Bild: Nach dem Anschlag: Passanten in Tunis
Tunis taz | Für den Selbstmordanschlag im Zentrum von Tunis am Montag ist
eine 30-jährige arbeitslose Hochschulabsolventin verantwortlich. Dies
teilte am Dienstag ein Justizsprecher in der tunesischen Hauptstadt mit.
Die Frau hatte sich direkt neben einer Polizeipatrouille auf der Avenue
Habib Bourgiba in die Luft gesprengt. 15 Polizisten und fünf Passanten
wurden leicht verletzt, als die Attentäterin ihren Sprengstoffgürtel
zündete.
Unmittelbar nach der Explosion sperrten Sicherheitskräfte die Innenstadt ab
und hinderten Journalisten an der Berichterstattung. Polizisten nahmen
diverse Terrorverdächtige fest, unter anderem einen unter einer Niqab
versteckten Mann.
Obwohl schon Stunden später die Cafés auf der Avenue Bourgiba wieder
geöffnet hatten, bleibt bei vielen Tunesiern die Angst, dass der Konflikt
zwischen den Sicherheitskräften und Islamisten nach drei Jahren neu
aufflammen könnte.
Am 24. November 2015 war ein Selbstmordattentäter in Tunis in einen Bus der
Präsidialgarde gestiegen und hatte mit seiner Bombe 12 Soldaten getötet.
Danach gelang es Polizei- und Armeeführung, mit europäischer Hilfe
landesweit Hunderte Terrorzellen auszuheben. Doch erst in diesem Jahr kam
der Tourismus wieder in Schwung.
## Islamisten lange im Untergrund
Der 2013 verhängte Ausnahmezustand wurde aber beibehalten. Er lässt den
Sicherheitskräften freie Hand bei ihrem Antiterrorkampf. Immer wieder
berichten Menschenrechtsaktivisten von brutalen Verhörmethoden.
Bis 2015 waren Islamisten noch offen auf der Straße gegen Liberale oder
Frauenrechtsaktivistinnen vorgegangen und attackierten auch
Kunstausstellungen. Danach ging die Szene aufgrund des Verfolgungsdrucks in
den Untergrund. Viele Radikale schlossen sich dem Islamischen Staat in
Syrien oder Libyen an. Nun, so scheint es, kehren sie zurück.
In den Grenzregionen zu Libyen und Tunesien beherrschen Schmuggler den
Handel und haben längst den Staat ersetzt. Über die durchlässigen Grenzen
nach Algerien entgehen Terrorgruppen immer wieder der Verfolgung der Armee.

Aufgabe A
Wie viele Polizisten wurden laut dem Bericht über den Anschlag in Tunis leicht verletzt?
Aufgabe B
Führe den Bericht über den Anschlag in Tunis im Anschluss an seinen letzten Satz weiter.
Die Daten stehen für sich und gehören nicht zum Bericht über den Anschlag in Tunis.

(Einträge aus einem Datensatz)
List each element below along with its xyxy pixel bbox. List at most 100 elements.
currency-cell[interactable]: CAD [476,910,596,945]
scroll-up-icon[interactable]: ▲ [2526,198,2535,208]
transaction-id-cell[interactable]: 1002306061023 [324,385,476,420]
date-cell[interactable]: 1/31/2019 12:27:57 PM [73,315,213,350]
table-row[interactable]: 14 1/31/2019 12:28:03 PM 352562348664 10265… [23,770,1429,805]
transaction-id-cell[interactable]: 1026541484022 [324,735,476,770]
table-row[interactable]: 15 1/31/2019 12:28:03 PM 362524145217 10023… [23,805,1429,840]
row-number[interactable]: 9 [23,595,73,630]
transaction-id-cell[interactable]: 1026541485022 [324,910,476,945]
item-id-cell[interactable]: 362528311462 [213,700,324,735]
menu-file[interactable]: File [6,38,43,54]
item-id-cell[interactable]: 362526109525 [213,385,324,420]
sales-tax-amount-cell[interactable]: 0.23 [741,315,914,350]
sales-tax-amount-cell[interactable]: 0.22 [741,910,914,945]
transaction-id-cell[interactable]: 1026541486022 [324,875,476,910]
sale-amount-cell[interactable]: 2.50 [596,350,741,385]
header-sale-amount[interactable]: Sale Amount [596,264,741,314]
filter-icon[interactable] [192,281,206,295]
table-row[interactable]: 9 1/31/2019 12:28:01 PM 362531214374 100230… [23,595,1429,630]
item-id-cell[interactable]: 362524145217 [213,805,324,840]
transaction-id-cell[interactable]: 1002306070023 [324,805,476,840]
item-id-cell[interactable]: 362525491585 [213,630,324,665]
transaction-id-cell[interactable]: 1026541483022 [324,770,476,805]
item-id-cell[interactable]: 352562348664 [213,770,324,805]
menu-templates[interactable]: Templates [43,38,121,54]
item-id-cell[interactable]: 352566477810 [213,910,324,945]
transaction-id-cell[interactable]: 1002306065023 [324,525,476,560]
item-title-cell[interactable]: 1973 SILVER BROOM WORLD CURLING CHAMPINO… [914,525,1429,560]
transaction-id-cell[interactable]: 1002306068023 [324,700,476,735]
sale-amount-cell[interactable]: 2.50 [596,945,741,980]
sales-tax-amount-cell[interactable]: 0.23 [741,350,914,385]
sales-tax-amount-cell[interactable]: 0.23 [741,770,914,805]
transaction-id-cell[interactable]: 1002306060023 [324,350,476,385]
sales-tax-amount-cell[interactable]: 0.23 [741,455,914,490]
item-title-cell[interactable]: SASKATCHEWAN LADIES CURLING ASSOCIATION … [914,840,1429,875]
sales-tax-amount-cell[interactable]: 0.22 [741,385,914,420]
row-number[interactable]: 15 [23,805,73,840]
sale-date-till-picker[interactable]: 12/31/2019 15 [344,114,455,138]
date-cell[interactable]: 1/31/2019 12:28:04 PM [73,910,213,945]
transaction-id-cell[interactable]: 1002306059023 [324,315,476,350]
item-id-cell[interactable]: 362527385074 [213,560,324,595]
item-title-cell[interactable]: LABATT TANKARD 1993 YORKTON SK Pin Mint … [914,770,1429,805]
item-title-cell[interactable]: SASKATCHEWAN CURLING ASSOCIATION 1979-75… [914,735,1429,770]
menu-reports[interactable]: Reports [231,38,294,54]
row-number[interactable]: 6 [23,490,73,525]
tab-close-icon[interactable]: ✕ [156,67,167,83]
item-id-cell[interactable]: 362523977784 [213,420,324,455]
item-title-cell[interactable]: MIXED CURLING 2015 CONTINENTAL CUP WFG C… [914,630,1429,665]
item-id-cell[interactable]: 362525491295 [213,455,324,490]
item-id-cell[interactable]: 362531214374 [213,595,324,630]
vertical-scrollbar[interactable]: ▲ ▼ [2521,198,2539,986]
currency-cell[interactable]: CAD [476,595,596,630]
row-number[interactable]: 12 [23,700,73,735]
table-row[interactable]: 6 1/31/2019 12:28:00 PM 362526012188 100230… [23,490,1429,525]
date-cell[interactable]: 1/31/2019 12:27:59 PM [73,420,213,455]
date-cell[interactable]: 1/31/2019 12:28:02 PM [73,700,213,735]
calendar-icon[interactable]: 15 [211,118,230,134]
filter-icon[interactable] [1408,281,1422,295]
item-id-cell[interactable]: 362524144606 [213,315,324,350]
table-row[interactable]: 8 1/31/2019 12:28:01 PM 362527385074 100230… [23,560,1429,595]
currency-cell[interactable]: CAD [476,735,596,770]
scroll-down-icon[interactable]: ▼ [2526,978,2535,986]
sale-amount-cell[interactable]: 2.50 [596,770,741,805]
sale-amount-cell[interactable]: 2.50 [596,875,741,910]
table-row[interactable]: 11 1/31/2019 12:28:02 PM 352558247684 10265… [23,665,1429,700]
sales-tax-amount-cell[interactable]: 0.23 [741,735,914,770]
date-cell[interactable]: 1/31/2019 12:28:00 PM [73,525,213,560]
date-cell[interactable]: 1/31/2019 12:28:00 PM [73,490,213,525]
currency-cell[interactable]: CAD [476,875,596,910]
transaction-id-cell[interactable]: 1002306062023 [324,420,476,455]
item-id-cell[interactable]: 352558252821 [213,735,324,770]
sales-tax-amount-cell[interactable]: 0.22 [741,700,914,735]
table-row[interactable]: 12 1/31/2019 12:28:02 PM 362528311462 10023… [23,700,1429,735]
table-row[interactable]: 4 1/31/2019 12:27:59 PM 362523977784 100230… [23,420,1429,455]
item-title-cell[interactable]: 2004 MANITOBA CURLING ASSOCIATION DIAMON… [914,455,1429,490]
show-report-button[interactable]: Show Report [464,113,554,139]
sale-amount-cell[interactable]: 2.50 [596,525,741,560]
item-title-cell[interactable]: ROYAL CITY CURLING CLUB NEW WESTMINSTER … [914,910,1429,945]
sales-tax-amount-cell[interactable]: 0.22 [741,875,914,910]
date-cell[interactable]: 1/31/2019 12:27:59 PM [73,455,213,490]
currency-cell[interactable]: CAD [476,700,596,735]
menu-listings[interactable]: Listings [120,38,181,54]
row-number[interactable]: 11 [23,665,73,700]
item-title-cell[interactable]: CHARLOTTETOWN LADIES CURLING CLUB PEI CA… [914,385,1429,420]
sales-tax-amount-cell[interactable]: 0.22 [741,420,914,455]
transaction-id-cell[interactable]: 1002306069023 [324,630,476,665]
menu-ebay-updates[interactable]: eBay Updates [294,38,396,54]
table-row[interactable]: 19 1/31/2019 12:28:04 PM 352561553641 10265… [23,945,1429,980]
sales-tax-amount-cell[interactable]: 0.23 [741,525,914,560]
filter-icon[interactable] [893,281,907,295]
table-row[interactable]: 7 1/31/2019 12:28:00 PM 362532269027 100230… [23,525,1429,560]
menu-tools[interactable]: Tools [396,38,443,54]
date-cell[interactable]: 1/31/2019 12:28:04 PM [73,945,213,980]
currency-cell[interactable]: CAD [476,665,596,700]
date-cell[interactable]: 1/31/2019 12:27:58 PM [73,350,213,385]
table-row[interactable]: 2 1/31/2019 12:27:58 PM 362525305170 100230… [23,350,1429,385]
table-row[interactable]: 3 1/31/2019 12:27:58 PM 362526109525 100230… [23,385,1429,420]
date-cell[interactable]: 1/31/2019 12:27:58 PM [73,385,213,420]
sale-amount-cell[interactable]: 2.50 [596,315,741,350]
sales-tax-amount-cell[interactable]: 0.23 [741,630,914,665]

Antwort A
15 Polizisten wurden leicht verletzt.

Antwort B
In den Bergen bei Kasserine im Westen des Landes liefern sich das
tunesische Militär und US-Spezialeinheiten immer wieder Gefechte mit
Extremisten.
Die Rückkehr der Unsicherheit trifft Tunesien inmitten einer schweren
Wirtschaftskrise, die weite Teile der Bevölkerung in existenzielle Sorgen
treibt. Von der Politik erwarten sie keine positiven Impulse. „Viele haben
die Hoffnung auf einen Arbeitsplatz aufgegeben“, so der Aktivist Kouraish
Jaouahdou. Tausende junge Männer haben sich in diesem Jahr mit
Fischerbooten auf den Weg nach Sizilien oder Lampedusa gemacht.
## Reformen werden aufgeschoben
Selbst Tunesiens Präsident Beji Caid Essebsi stimmt in die Kritik ein:
„Während wir mit Reibereien um Posten beschäftigt sind, vergessen wir die
Sicherheit der Bürger.“ Dabei war es der 92-Jährige selbst, der den vom ihm
einst protegierten Premierminister Youssef Chahed Mitte September zum
Rücktritt aufforderte, da dieser in seinem Kampf für Reformen und gegen die
Korruption zu weit gehe.
Nun will Essebsi aus Tunesien endgültig einen säkularen Staat machen und
gegen den Widerstand der religiösen Kreise mit der Reform des
Erbschaftsrechtes die Gleichberechtigung der Frauen durchboxen.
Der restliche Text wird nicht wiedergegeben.